Exercise prompt.
Pick up the album review of Ghost Beach's Blonde after its last sentence and keep writing.

Passage.
■ ■ ■ ■ ■

Whether it's the jaunty beats, syncopated guitar rhythms, or dramatic drops, Blonde feels like the soundtrack to a neon-swathed beach house party, a joy ride on a cool summer night, or a nostalgia-fueled recreation of the original passion pits.
A couple years back Brooklyn-based duo Josh Ocean and Eric Mendelsoh played a new track for their producer's six-year-old daughter. The little girl told them they should call the song "Ghost Beach" -- a name she got from the title of a Goosebumps book. Doing her one better, that's what they named the band. R.L. Stine origins notwithstanding, it's an exceedingly fitting naming for this synth pop, occult-inflected music moment, when some young producers are still appropriating from saccharine, euphoria-inducing groups like Passion Pit while others are trending toward grungier, distorted guitar riffs and supernatural, macabre motifs. Nominally, Ghost Beach sums up both strands of this current generation of synth-wielding and MPC-sampling musicians.
Here's the thing, though: Ocean and Mendelsoh's band name has a completely incidental relationship to the music they're producing. Ghost Beach is making eclectic electro-pop, full of soaring synths, aching-falsetto vocals, and all sorts of pretty, unabashedly emo textures. One of their professed influences is the Police, and Blonde definitely sports an '80s vibe with Ocean's brash, anthemic vocals, sometimes structured for maximum pop addictiveness, other times a continuous flow that's so breathless it achieves a sort of glam rock theatricality while still keeping a fully modern lyricism. But Ghost Beach's sound is so slippery and spastic in its mid-album transformations that, despite their sprawling constellation of influences, it's best to approach them on their own merits. This is one of those albums that you don't just listen to half of the songs and "get". It's triumphantly amorphous, and draws on such a wild, swirling cauldron of inspiration that it sounds like three different records spliced together.

■ ■ ■ ■ ■

Data for review.
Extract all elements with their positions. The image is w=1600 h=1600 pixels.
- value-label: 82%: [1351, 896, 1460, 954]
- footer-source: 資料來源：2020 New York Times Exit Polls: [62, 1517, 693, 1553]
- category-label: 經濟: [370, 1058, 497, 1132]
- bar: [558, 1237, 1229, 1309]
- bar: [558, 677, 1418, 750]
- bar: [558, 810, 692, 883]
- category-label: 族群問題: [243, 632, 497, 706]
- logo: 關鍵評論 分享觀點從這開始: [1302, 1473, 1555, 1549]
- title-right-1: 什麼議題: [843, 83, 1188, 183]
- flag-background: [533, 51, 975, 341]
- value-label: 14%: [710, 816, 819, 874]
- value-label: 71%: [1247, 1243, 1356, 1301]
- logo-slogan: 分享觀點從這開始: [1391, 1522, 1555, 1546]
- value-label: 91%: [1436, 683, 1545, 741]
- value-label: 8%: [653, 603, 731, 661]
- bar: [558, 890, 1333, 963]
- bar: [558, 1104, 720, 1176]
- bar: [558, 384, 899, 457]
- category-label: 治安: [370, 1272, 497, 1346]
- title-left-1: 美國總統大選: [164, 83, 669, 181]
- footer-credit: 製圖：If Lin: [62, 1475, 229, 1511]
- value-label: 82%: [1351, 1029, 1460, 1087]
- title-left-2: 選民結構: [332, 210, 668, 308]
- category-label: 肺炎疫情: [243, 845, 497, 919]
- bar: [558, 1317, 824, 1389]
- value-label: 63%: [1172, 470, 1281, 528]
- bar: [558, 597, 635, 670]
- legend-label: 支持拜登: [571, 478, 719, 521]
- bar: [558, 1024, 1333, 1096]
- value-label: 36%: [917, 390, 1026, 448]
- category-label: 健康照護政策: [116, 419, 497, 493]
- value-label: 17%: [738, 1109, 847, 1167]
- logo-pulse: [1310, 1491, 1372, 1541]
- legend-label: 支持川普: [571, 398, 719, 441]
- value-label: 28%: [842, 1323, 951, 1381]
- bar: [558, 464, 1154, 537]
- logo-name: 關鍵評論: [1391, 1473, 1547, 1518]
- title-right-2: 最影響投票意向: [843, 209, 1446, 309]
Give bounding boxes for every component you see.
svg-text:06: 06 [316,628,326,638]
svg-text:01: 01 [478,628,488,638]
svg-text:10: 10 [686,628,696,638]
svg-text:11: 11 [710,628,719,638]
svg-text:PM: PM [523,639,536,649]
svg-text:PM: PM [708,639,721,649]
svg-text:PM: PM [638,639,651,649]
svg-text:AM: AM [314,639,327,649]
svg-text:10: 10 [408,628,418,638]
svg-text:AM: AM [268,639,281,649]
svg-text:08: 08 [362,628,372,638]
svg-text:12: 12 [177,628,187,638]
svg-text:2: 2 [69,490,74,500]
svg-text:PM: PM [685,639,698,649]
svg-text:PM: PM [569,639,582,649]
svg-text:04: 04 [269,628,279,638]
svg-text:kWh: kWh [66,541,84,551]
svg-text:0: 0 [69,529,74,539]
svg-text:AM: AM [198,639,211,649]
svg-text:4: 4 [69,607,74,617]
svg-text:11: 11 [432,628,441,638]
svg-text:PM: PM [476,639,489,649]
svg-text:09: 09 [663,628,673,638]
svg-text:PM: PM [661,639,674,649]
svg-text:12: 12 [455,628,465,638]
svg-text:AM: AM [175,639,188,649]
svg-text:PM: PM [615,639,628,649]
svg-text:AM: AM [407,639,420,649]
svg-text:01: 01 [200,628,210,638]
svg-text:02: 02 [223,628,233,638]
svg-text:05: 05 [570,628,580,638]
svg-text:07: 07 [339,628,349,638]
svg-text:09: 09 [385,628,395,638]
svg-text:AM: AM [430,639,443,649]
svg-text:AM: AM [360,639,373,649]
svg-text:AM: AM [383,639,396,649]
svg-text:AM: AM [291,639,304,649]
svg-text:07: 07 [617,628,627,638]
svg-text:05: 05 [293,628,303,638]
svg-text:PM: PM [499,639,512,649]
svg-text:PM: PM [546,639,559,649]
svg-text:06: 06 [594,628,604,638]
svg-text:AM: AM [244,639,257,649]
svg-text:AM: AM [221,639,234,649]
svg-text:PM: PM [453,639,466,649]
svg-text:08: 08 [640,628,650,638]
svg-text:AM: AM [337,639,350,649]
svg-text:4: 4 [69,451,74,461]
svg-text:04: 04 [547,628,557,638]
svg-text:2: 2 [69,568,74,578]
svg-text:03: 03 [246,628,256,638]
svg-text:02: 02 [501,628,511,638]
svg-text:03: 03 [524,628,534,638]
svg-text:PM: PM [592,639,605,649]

■ ■ ■ ■ ■

Expected answer.
"Moon Over Japan" is a brazen declaration of an album opener, announcing Blonde's full-throttle pop with a towering synth intro and a warm, rapturous clatter of percussion. Certain tracks strongly recall Passion Pit's Manners; another influence of Ghost Beach's, Ocean and Mendelsoh are clearly trying to rouse that same ecstatic, synth-drenched joy, funneling infectious melodies right into Ocean's Angelakos-esque, male-ingénue choruses, as in "Been There Before". While “Been There Before” suffers through a strange '80s-arcade instrumental bridge, it still seems destined to blare out of frat party speakers in the coming spring months.
But what makes Blonde an impressive album isn't how it's positioned itself to inherit the post-adolescent coed pop throne vacated by MGMT and then later the aforementioned Passion Pit, as both groups stumbled mightily to recapture the unselfconscious spontaneity that made their debuts so good. What’s so thrilling and rare is how Blonde so thoroughly distinguishes itself from those would-be antecedents. On "Close Enough", Ghost Beach brings in Noosa to lay some feathery female vocals over the slushy torrent of samples and drum loops. Then, in "Without You", they unleash a sick, swaggering reggae groove, expanding their rather astonishing repertoire as a self-proclaimed "tropical grit-pop" band. And there's no doubt, this duo was seemingly formed for the express purpose of ushering in the summer months. Whether it's the jaunty beats, syncopated guitar rhythms, or dramatic drops, Blonde feels like the soundtrack to a neon-swathed beach house party, a joy ride on a cool summer night, or a nostalgia-fueled recreation of the original passion pits.